##### EXERCISE INPUT #####
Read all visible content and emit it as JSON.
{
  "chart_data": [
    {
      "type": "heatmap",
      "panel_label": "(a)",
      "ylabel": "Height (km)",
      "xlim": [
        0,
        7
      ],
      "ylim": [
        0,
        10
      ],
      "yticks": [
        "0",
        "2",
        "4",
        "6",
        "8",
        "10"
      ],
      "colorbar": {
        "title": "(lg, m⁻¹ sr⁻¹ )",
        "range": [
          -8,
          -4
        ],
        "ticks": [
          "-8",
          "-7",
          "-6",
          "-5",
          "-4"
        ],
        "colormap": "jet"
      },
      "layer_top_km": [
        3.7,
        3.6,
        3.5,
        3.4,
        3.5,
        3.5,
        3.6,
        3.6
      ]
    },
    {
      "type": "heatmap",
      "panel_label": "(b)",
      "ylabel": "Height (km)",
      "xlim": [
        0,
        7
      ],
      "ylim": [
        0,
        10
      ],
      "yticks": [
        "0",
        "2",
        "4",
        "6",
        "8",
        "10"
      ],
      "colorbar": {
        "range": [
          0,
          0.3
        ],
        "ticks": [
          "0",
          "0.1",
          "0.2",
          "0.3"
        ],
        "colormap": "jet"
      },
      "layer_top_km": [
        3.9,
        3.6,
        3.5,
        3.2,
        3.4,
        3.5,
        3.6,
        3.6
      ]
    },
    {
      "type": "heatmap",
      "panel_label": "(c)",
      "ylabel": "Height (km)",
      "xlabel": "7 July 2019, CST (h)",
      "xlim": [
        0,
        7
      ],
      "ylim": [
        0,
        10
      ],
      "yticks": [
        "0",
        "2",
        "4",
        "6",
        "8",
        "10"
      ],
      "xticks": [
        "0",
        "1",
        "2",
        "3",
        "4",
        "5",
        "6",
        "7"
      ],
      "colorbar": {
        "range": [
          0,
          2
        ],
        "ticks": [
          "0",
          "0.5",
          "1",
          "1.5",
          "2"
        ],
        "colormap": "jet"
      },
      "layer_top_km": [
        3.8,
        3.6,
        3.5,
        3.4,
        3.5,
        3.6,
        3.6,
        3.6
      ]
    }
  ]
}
#####
> [WRITTEN REQUEST]
Make a verbatim copy of every entry shown above.

> [WRITTEN REPLY]
Read all visible content and emit it as JSON.
{
  "chart_data": [
    {
      "type": "heatmap",
      "panel_label": "(a)",
      "ylabel": "Height (km)",
      "xlim": [
        0,
        7
      ],
      "ylim": [
        0,
        10
      ],
      "yticks": [
        "0",
        "2",
        "4",
        "6",
        "8",
        "10"
      ],
      "colorbar": {
        "title": "(lg, m⁻¹ sr⁻¹ )",
        "range": [
          -8,
          -4
        ],
        "ticks": [
          "-8",
          "-7",
          "-6",
          "-5",
          "-4"
        ],
        "colormap": "jet"
      },
      "layer_top_km": [
        3.7,
        3.6,
        3.5,
        3.4,
        3.5,
        3.5,
        3.6,
        3.6
      ]
    },
    {
      "type": "heatmap",
      "panel_label": "(b)",
      "ylabel": "Height (km)",
      "xlim": [
        0,
        7
      ],
      "ylim": [
        0,
        10
      ],
      "yticks": [
        "0",
        "2",
        "4",
        "6",
        "8",
        "10"
      ],
      "colorbar": {
        "range": [
          0,
          0.3
        ],
        "ticks": [
          "0",
          "0.1",
          "0.2",
          "0.3"
        ],
        "colormap": "jet"
      },
      "layer_top_km": [
        3.9,
        3.6,
        3.5,
        3.2,
        3.4,
        3.5,
        3.6,
        3.6
      ]
    },
    {
      "type": "heatmap",
      "panel_label": "(c)",
      "ylabel": "Height (km)",
      "xlabel": "7 July 2019, CST (h)",
      "xlim": [
        0,
        7
      ],
      "ylim": [
        0,
        10
      ],
      "yticks": [
        "0",
        "2",
        "4",
        "6",
        "8",
        "10"
      ],
      "xticks": [
        "0",
        "1",
        "2",
        "3",
        "4",
        "5",
        "6",
        "7"
      ],
      "colorbar": {
        "range": [
          0,
          2
        ],
        "ticks": [
          "0",
          "0.5",
          "1",
          "1.5",
          "2"
        ],
        "colormap": "jet"
      },
      "layer_top_km": [
        3.8,
        3.6,
        3.5,
        3.4,
        3.5,
        3.6,
        3.6,
        3.6
      ]
    }
  ]
}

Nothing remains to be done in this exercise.